> _WRITTEN INSTRUCTION_:
Repeat all of the material below exactly as written, images excluded.

===== SOURCE DATA =====

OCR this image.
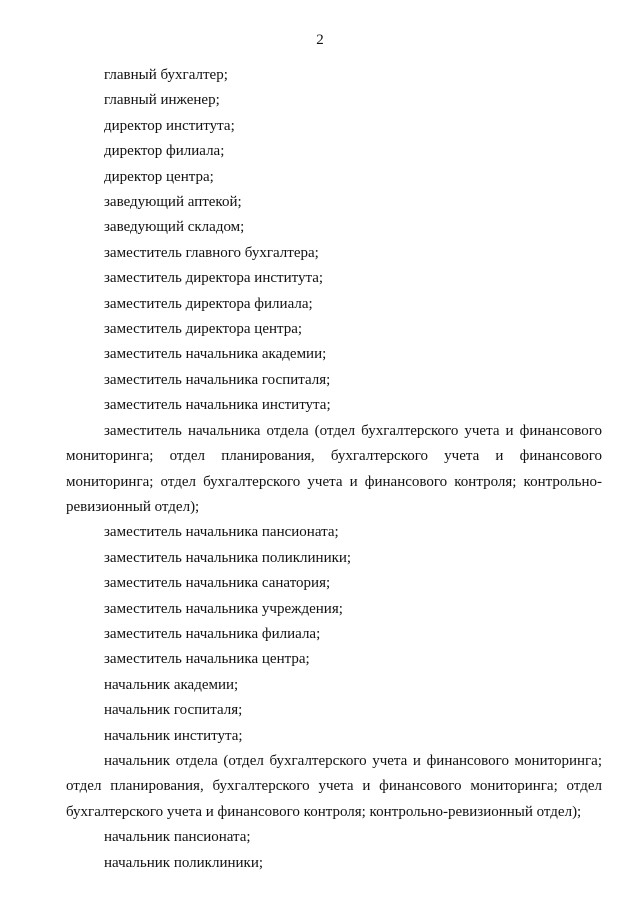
2
главный бухгалтер;
главный инженер;
директор института;
директор филиала;
директор центра;
заведующий аптекой;
заведующий складом;
заместитель главного бухгалтера;
заместитель директора института;
заместитель директора филиала;
заместитель директора центра;
заместитель начальника академии;
заместитель начальника госпиталя;
заместитель начальника института;

заместитель начальника отдела (отдел бухгалтерского учета и финансового мониторинга; отдел планирования, бухгалтерского учета и финансового мониторинга; отдел бухгалтерского учета и финансового контроля; контрольно-ревизионный отдел);

заместитель начальника пансионата;
заместитель начальника поликлиники;
заместитель начальника санатория;
заместитель начальника учреждения;
заместитель начальника филиала;
заместитель начальника центра;
начальник академии;
начальник госпиталя;
начальник института;

начальник отдела (отдел бухгалтерского учета и финансового мониторинга; отдел планирования, бухгалтерского учета и финансового мониторинга; отдел бухгалтерского учета и финансового контроля; контрольно-ревизионный отдел);

начальник пансионата;
начальник поликлиники;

=====

> _FINISHED TASK_:
OCR this image.
2
главный бухгалтер;
главный инженер;
директор института;
директор филиала;
директор центра;
заведующий аптекой;
заведующий складом;
заместитель главного бухгалтера;
заместитель директора института;
заместитель директора филиала;
заместитель директора центра;
заместитель начальника академии;
заместитель начальника госпиталя;
заместитель начальника института;

заместитель начальника отдела (отдел бухгалтерского учета и финансового мониторинга; отдел планирования, бухгалтерского учета и финансового мониторинга; отдел бухгалтерского учета и финансового контроля; контрольно-ревизионный отдел);

заместитель начальника пансионата;
заместитель начальника поликлиники;
заместитель начальника санатория;
заместитель начальника учреждения;
заместитель начальника филиала;
заместитель начальника центра;
начальник академии;
начальник госпиталя;
начальник института;

начальник отдела (отдел бухгалтерского учета и финансового мониторинга; отдел планирования, бухгалтерского учета и финансового мониторинга; отдел бухгалтерского учета и финансового контроля; контрольно-ревизионный отдел);

начальник пансионата;
начальник поликлиники;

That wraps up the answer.